START EXTRACTED MATERIAL
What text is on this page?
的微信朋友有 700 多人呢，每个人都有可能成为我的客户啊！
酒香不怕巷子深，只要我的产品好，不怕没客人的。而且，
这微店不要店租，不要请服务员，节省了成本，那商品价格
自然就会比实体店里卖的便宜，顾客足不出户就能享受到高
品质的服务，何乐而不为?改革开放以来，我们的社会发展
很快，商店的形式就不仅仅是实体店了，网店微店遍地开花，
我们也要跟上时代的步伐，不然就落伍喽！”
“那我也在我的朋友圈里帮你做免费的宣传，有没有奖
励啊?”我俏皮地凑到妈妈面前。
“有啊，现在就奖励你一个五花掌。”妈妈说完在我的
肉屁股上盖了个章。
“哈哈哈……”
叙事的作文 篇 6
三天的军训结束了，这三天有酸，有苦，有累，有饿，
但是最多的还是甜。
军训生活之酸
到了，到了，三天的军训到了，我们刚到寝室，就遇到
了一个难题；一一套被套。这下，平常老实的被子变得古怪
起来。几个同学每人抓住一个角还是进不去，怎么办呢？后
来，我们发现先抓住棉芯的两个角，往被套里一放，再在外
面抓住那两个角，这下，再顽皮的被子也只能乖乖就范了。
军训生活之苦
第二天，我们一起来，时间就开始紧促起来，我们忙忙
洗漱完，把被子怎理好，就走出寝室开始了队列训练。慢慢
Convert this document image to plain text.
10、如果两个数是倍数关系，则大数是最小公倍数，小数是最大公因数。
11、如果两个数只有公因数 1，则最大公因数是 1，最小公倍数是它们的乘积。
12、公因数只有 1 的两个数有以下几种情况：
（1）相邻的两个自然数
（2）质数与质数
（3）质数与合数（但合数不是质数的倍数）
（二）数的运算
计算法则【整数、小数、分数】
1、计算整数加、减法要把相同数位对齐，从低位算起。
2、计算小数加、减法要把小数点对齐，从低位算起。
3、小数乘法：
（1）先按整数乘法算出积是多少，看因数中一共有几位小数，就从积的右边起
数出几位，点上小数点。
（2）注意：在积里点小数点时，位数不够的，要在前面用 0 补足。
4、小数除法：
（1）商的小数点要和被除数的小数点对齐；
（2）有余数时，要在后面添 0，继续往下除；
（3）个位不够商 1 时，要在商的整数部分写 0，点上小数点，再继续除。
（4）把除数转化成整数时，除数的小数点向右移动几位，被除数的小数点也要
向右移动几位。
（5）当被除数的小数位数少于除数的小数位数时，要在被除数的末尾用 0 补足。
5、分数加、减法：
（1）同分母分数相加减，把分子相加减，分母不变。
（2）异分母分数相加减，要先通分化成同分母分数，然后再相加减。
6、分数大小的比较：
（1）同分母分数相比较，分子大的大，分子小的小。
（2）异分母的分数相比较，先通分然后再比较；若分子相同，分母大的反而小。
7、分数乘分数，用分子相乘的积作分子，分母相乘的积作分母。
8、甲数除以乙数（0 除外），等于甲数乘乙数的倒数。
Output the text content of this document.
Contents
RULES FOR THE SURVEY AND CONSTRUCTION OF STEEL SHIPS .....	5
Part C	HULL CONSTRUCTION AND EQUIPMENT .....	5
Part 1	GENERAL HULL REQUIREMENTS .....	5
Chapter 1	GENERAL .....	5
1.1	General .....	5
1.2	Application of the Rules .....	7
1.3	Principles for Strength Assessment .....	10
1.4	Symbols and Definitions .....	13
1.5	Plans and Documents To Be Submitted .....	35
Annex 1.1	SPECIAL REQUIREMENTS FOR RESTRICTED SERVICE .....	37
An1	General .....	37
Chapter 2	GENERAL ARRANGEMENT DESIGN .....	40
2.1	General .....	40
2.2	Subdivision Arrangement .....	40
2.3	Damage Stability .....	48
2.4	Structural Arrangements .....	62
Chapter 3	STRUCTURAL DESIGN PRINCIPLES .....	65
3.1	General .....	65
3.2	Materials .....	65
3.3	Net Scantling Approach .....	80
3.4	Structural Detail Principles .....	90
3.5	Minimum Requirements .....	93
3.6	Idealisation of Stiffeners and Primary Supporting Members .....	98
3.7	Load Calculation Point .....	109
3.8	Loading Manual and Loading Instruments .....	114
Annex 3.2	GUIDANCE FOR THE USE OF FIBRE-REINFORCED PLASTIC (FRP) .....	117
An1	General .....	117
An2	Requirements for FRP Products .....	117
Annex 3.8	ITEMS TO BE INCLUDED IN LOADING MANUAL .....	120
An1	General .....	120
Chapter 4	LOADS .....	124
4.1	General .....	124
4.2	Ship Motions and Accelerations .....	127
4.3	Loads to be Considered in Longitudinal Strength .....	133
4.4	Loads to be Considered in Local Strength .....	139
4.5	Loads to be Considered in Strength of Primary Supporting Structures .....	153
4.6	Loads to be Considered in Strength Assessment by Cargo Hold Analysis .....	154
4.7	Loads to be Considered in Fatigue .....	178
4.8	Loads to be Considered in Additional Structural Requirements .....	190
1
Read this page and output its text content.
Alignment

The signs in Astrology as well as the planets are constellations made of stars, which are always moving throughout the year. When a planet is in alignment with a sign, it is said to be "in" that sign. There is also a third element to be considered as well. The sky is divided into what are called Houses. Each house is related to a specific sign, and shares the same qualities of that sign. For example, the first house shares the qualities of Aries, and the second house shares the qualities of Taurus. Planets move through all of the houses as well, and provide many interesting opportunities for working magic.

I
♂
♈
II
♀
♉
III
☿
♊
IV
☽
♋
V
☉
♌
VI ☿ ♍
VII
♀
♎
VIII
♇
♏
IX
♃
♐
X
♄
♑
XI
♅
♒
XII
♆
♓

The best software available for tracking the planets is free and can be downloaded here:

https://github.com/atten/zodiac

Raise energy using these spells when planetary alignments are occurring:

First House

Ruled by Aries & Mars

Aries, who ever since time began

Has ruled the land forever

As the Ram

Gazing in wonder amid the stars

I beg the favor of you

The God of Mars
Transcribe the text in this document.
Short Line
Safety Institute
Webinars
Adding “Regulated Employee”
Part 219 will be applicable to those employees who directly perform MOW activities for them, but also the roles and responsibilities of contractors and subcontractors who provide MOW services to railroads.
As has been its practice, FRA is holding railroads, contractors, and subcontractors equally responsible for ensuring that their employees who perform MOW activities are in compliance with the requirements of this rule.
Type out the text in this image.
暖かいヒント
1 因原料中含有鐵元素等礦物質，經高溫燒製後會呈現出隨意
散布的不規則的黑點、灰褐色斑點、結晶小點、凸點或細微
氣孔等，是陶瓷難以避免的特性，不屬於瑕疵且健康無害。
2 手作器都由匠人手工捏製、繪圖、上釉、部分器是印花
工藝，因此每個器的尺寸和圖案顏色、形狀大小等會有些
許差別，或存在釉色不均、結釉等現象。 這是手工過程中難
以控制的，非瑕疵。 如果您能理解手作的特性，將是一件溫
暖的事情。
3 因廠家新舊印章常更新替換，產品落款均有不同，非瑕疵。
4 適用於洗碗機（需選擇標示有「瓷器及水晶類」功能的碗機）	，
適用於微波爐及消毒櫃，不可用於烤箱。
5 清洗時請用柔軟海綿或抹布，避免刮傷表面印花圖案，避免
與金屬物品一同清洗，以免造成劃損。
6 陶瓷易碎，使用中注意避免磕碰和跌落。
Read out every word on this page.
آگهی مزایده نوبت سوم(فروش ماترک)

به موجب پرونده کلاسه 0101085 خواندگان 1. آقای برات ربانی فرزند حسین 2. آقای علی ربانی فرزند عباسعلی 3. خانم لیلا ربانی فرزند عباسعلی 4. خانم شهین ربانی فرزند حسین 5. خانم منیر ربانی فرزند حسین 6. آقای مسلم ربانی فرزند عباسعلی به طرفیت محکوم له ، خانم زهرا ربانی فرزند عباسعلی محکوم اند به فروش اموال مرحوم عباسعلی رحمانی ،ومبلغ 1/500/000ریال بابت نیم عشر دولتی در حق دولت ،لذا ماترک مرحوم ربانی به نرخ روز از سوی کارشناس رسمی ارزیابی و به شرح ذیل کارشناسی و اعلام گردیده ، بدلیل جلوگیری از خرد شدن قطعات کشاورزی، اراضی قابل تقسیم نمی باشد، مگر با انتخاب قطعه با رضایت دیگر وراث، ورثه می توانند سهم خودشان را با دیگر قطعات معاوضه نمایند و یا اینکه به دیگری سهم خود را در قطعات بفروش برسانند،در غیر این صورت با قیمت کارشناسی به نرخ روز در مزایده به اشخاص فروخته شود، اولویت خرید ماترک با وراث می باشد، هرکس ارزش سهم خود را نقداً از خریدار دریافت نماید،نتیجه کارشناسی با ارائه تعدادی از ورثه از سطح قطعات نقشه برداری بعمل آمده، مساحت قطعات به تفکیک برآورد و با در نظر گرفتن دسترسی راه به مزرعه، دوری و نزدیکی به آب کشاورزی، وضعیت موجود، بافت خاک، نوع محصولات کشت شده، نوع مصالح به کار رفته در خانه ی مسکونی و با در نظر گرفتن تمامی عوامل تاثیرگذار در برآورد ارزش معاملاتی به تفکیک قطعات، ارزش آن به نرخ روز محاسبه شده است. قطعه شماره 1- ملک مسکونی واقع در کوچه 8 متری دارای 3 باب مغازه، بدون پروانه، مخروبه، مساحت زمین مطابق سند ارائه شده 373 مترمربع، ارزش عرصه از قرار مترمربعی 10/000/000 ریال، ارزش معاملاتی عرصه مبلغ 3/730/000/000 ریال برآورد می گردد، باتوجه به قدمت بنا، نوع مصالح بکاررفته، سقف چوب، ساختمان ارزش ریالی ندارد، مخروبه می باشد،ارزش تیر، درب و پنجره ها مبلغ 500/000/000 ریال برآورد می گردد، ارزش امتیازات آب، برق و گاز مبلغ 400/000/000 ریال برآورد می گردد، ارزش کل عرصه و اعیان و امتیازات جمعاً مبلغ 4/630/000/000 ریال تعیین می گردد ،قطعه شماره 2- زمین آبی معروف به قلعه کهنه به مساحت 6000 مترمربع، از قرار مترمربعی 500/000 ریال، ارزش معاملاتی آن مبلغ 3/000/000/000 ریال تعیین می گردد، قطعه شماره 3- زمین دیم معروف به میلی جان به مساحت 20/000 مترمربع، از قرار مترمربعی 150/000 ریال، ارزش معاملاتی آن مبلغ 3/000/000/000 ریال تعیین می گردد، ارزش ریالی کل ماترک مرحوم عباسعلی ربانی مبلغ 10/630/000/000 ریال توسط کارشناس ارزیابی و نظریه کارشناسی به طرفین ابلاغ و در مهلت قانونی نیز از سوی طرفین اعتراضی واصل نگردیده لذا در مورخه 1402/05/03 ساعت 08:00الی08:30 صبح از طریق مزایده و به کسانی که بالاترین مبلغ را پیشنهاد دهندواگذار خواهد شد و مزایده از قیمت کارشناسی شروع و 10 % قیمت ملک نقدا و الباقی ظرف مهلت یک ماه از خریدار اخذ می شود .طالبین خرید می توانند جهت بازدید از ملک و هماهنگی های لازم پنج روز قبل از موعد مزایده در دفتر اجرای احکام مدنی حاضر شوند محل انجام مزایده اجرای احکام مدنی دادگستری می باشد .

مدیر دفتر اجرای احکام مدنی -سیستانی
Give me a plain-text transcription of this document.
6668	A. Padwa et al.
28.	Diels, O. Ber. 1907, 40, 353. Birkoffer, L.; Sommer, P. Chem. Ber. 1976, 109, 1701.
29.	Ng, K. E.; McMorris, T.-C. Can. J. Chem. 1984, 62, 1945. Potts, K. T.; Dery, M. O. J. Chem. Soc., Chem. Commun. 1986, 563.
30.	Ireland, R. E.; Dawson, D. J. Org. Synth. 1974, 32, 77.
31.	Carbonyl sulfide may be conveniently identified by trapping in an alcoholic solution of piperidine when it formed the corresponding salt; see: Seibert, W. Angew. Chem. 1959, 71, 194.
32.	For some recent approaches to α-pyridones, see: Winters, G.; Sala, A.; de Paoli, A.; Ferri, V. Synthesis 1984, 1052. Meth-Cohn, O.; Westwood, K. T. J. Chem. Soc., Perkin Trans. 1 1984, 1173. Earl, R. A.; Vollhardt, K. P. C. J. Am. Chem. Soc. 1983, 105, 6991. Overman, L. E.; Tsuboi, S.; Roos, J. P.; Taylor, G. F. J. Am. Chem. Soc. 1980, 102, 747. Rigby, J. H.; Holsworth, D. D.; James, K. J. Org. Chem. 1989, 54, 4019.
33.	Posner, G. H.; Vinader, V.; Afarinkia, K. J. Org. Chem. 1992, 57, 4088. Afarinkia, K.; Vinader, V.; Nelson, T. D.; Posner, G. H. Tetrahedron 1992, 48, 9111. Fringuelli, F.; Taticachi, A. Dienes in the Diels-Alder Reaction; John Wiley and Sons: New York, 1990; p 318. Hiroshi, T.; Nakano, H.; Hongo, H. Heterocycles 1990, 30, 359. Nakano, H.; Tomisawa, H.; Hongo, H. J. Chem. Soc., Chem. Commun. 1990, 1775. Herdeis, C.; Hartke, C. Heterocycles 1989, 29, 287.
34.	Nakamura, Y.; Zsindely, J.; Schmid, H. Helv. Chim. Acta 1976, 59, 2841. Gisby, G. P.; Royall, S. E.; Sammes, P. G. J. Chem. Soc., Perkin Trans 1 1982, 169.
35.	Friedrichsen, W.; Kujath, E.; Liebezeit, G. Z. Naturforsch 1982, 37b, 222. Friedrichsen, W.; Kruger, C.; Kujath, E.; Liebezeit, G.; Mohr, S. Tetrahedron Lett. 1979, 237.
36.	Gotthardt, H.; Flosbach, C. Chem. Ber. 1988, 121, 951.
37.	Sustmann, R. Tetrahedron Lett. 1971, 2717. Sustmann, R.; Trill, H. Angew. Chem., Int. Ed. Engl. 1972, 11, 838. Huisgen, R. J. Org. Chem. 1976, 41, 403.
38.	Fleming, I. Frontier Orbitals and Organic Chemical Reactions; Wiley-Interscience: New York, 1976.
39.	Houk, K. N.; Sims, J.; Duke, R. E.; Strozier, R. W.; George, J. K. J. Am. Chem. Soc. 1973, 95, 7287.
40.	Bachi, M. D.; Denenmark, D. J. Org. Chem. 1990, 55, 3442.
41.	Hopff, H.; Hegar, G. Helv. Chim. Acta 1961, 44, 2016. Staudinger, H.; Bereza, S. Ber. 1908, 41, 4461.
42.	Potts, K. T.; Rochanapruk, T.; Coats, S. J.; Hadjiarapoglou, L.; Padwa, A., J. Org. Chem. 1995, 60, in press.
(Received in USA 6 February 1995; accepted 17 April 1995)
END EXTRACTED MATERIAL
[EXERCISE BRIEF] Gather each line holding the string "Helv".

[CORRECT ANSWER]
34.	Nakamura, Y.; Zsindely, J.; Schmid, H. Helv. Chim. Acta 1976, 59, 2841. Gisby, G. P.; Royall, S. E.; Sammes, P. G. J. Chem. Soc., Perkin Trans 1 1982, 169.
41.	Hopff, H.; Hegar, G. Helv. Chim. Acta 1961, 44, 2016. Staudinger, H.; Bereza, S. Ber. 1908, 41, 4461.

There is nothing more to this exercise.